_WHAT THE TASK ASKS_
Of all the lines in the material, how many include the word "tail"? Reply with the number alone.

_GIVEN RECORDS_
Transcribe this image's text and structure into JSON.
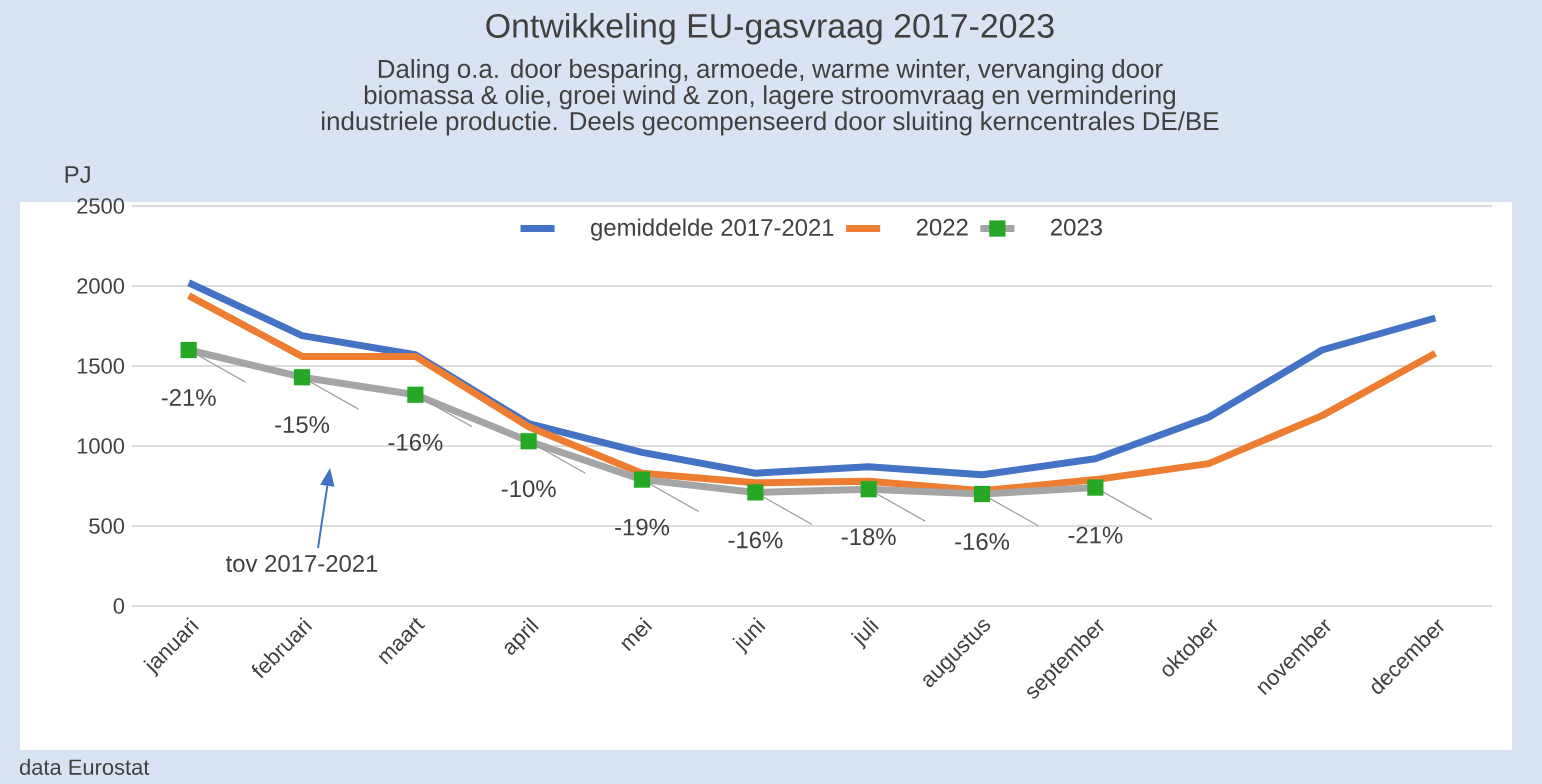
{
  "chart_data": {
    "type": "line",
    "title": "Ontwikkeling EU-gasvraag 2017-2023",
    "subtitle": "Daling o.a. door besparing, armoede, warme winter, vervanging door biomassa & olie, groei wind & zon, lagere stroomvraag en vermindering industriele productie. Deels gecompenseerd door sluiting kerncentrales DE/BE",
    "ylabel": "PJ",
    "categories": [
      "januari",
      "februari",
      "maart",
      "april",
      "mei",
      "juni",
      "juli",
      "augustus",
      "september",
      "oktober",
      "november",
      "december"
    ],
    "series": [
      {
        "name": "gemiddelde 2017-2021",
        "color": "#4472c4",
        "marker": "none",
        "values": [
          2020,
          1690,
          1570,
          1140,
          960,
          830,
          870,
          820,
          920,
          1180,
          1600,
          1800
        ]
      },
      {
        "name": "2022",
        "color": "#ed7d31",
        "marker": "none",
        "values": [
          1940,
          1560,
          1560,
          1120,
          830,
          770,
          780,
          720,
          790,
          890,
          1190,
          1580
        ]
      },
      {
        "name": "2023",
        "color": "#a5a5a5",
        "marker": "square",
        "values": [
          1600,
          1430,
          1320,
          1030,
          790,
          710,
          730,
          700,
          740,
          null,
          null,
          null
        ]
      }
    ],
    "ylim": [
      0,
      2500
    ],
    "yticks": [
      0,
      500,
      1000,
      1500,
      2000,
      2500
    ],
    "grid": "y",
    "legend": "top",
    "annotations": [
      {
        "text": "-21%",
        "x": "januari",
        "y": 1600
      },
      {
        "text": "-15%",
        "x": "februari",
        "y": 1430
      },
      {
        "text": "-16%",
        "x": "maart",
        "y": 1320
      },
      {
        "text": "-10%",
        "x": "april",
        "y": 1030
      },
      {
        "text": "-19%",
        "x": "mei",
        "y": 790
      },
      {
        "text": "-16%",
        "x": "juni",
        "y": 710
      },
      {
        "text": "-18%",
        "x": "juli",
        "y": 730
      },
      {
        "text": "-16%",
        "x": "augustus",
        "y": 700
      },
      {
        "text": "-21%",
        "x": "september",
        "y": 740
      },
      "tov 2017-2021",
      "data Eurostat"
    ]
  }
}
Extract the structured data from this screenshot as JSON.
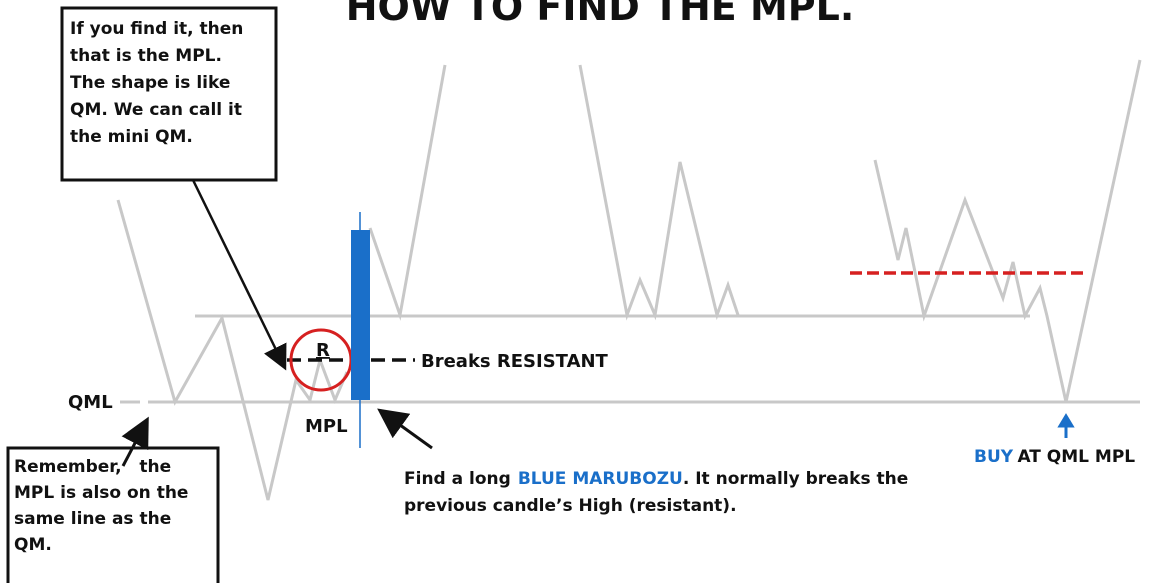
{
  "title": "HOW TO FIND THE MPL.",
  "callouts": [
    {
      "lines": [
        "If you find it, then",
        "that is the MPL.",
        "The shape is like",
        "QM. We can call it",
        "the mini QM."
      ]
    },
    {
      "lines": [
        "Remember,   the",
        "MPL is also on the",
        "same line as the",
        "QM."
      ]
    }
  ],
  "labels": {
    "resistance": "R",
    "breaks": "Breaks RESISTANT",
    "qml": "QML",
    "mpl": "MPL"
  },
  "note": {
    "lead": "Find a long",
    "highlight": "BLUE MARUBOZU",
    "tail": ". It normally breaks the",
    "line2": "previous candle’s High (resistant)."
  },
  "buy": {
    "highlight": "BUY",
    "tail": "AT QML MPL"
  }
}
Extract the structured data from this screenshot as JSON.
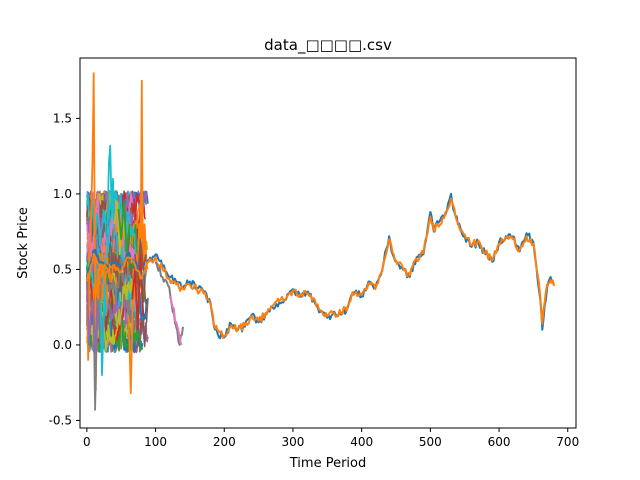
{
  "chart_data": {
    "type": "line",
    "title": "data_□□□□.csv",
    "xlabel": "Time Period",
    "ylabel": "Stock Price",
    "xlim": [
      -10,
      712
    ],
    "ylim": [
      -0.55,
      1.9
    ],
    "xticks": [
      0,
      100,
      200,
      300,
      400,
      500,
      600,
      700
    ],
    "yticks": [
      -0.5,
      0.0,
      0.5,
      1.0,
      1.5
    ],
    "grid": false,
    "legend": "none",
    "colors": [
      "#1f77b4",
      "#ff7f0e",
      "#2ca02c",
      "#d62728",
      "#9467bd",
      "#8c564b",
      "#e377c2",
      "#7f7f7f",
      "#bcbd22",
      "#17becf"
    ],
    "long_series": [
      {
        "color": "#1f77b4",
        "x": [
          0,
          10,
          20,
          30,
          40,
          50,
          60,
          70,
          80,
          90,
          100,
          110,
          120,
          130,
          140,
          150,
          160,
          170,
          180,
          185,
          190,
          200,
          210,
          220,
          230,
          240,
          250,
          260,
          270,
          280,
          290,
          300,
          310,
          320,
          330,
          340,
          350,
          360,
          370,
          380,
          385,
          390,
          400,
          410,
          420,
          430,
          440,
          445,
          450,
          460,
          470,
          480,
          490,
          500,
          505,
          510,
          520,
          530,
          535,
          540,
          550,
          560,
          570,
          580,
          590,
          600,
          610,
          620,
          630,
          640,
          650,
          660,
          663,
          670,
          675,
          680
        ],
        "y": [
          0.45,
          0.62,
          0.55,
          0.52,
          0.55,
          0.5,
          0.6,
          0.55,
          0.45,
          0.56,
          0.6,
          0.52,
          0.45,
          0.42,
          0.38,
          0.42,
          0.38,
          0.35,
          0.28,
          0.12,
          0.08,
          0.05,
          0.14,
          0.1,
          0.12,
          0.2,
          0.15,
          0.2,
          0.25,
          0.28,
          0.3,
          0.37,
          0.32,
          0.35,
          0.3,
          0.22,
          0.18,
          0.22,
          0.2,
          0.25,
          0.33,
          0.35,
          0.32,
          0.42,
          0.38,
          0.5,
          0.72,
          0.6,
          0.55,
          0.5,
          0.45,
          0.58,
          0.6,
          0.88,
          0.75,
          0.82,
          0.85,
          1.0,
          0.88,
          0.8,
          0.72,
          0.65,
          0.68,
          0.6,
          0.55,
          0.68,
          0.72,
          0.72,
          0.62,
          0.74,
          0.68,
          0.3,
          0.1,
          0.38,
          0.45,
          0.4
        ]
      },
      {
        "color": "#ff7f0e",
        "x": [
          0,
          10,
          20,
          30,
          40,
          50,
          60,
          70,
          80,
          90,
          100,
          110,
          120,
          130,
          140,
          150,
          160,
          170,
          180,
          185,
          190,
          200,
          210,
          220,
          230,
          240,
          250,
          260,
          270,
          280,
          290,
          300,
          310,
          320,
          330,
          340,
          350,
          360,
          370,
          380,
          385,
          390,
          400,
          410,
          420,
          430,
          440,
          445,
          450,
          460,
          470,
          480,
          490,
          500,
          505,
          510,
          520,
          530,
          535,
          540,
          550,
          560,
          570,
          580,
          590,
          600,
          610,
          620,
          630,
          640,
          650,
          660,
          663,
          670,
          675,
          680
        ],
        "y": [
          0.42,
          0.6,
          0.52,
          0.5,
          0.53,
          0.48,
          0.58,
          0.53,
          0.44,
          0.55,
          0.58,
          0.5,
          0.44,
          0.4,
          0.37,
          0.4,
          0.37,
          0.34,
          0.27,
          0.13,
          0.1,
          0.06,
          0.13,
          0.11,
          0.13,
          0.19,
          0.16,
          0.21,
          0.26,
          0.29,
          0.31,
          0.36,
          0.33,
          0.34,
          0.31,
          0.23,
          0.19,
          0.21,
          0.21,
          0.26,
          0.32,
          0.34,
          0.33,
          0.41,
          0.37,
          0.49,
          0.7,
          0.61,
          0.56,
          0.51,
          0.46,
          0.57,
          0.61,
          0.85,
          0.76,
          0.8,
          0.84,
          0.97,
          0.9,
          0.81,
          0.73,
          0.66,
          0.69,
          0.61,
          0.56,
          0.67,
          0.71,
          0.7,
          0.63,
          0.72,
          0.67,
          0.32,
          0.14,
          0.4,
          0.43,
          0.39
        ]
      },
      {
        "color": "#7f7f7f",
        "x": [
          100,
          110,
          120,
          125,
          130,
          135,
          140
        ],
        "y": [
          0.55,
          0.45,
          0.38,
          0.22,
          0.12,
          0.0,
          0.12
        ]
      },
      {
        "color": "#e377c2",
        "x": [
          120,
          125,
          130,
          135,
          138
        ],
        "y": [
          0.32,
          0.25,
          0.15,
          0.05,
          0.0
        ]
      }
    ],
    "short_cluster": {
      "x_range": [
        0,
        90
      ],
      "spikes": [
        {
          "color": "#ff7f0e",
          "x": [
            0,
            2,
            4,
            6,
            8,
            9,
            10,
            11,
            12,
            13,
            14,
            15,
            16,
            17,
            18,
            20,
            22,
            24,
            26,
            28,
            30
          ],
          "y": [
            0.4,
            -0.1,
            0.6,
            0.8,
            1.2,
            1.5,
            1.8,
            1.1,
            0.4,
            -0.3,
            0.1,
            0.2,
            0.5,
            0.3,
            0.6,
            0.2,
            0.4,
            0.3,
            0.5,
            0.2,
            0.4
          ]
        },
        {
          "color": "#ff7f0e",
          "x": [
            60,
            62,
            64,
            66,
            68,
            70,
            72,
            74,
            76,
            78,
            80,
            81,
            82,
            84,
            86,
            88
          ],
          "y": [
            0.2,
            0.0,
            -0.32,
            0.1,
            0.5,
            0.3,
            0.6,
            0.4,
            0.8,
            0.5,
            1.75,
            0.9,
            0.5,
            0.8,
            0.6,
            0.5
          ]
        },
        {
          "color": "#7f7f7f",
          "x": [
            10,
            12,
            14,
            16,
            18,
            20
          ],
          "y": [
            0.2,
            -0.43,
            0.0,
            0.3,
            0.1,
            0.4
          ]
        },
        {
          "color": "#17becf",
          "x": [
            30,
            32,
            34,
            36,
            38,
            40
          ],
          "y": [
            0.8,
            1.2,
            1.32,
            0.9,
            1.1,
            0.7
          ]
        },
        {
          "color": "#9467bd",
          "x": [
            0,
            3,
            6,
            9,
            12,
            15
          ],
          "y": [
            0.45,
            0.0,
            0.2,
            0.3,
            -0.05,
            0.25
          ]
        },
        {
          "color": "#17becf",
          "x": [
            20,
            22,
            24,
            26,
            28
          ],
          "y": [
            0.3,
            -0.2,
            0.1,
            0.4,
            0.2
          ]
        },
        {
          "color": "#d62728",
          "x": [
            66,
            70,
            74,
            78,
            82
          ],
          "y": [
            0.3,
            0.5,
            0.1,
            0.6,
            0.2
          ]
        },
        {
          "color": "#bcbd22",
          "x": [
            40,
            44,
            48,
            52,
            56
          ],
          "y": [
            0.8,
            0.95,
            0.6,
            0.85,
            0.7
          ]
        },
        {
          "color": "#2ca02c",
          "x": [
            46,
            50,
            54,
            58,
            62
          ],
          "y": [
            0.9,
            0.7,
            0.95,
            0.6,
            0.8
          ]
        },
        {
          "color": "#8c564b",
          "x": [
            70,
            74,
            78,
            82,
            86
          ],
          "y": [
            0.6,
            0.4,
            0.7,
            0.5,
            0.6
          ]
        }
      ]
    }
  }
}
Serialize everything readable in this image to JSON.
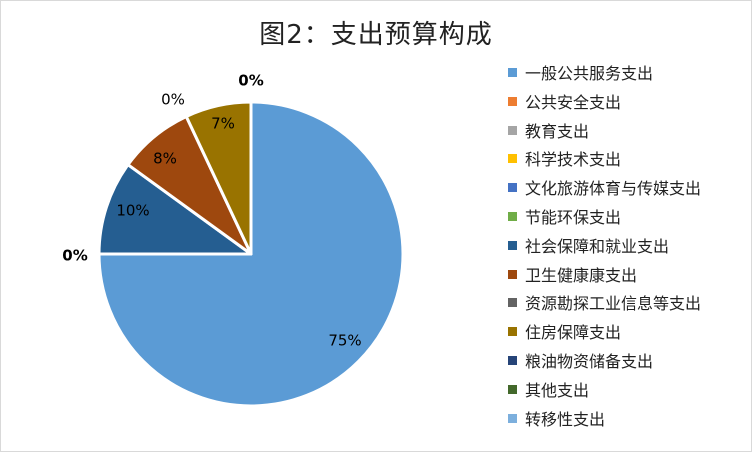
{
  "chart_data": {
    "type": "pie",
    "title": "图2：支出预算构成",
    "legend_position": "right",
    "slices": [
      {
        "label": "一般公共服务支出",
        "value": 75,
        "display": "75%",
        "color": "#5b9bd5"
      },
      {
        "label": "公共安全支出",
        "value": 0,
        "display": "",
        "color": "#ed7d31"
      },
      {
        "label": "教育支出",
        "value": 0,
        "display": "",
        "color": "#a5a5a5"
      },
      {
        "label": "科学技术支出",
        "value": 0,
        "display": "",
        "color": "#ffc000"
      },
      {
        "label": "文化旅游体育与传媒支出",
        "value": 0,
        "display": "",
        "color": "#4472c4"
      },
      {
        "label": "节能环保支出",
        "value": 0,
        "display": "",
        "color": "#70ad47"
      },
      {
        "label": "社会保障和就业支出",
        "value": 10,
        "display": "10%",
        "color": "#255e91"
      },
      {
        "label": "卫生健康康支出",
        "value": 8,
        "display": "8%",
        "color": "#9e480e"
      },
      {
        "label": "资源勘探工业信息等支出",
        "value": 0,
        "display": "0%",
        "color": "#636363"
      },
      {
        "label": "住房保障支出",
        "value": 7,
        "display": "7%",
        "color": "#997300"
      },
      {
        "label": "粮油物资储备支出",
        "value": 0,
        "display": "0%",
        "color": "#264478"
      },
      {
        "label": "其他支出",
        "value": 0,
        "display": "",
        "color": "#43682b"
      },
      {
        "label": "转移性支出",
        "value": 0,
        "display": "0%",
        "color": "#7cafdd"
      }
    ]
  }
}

_RESPONSE_
2